Data shown:
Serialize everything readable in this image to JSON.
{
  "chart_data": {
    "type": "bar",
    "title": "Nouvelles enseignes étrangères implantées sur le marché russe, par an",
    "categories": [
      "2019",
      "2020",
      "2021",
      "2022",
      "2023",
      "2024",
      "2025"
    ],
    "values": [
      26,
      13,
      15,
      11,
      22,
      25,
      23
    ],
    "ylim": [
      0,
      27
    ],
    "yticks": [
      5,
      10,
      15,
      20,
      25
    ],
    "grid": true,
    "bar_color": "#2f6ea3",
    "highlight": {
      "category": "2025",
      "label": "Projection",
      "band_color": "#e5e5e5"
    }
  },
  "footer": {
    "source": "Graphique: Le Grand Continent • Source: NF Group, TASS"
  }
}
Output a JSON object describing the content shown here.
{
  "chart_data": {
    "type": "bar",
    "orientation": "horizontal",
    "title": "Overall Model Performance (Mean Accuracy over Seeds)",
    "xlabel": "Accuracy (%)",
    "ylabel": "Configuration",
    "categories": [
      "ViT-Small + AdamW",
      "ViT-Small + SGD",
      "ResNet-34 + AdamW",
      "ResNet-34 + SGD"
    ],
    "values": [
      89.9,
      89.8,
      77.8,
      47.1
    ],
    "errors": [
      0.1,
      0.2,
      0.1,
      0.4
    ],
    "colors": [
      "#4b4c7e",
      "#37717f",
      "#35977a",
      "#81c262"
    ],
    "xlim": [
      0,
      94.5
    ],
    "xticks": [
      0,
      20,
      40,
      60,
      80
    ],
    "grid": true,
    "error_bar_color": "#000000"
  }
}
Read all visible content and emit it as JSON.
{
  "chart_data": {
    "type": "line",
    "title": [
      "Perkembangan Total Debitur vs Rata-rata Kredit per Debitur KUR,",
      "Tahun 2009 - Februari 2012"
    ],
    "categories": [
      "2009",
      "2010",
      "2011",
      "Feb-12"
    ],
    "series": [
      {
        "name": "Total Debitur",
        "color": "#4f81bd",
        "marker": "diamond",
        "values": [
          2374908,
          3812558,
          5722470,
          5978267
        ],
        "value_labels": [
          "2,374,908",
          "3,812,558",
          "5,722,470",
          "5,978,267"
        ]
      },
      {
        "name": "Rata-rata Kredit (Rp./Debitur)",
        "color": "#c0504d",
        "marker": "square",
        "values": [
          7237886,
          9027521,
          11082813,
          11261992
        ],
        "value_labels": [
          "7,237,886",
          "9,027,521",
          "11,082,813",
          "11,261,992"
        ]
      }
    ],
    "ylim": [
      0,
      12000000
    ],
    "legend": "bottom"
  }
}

Task objective:
Extract the complete data, matching each line exactly.

Reply:
Serialize everything readable in this image to JSON.
{
  "chart_data": {
    "type": "bar",
    "title": "Nouvelles enseignes étrangères implantées sur le marché russe, par an",
    "categories": [
      "2019",
      "2020",
      "2021",
      "2022",
      "2023",
      "2024",
      "2025"
    ],
    "values": [
      26,
      13,
      15,
      11,
      22,
      25,
      23
    ],
    "ylim": [
      0,
      27
    ],
    "yticks": [
      5,
      10,
      15,
      20,
      25
    ],
    "grid": true,
    "bar_color": "#2f6ea3",
    "highlight": {
      "category": "2025",
      "label": "Projection",
      "band_color": "#e5e5e5"
    }
  },
  "footer": {
    "source": "Graphique: Le Grand Continent • Source: NF Group, TASS"
  }
}
Output a JSON object describing the content shown here.
{
  "chart_data": {
    "type": "bar",
    "orientation": "horizontal",
    "title": "Overall Model Performance (Mean Accuracy over Seeds)",
    "xlabel": "Accuracy (%)",
    "ylabel": "Configuration",
    "categories": [
      "ViT-Small + AdamW",
      "ViT-Small + SGD",
      "ResNet-34 + AdamW",
      "ResNet-34 + SGD"
    ],
    "values": [
      89.9,
      89.8,
      77.8,
      47.1
    ],
    "errors": [
      0.1,
      0.2,
      0.1,
      0.4
    ],
    "colors": [
      "#4b4c7e",
      "#37717f",
      "#35977a",
      "#81c262"
    ],
    "xlim": [
      0,
      94.5
    ],
    "xticks": [
      0,
      20,
      40,
      60,
      80
    ],
    "grid": true,
    "error_bar_color": "#000000"
  }
}
Read all visible content and emit it as JSON.
{
  "chart_data": {
    "type": "line",
    "title": [
      "Perkembangan Total Debitur vs Rata-rata Kredit per Debitur KUR,",
      "Tahun 2009 - Februari 2012"
    ],
    "categories": [
      "2009",
      "2010",
      "2011",
      "Feb-12"
    ],
    "series": [
      {
        "name": "Total Debitur",
        "color": "#4f81bd",
        "marker": "diamond",
        "values": [
          2374908,
          3812558,
          5722470,
          5978267
        ],
        "value_labels": [
          "2,374,908",
          "3,812,558",
          "5,722,470",
          "5,978,267"
        ]
      },
      {
        "name": "Rata-rata Kredit (Rp./Debitur)",
        "color": "#c0504d",
        "marker": "square",
        "values": [
          7237886,
          9027521,
          11082813,
          11261992
        ],
        "value_labels": [
          "7,237,886",
          "9,027,521",
          "11,082,813",
          "11,261,992"
        ]
      }
    ],
    "ylim": [
      0,
      12000000
    ],
    "legend": "bottom"
  }
}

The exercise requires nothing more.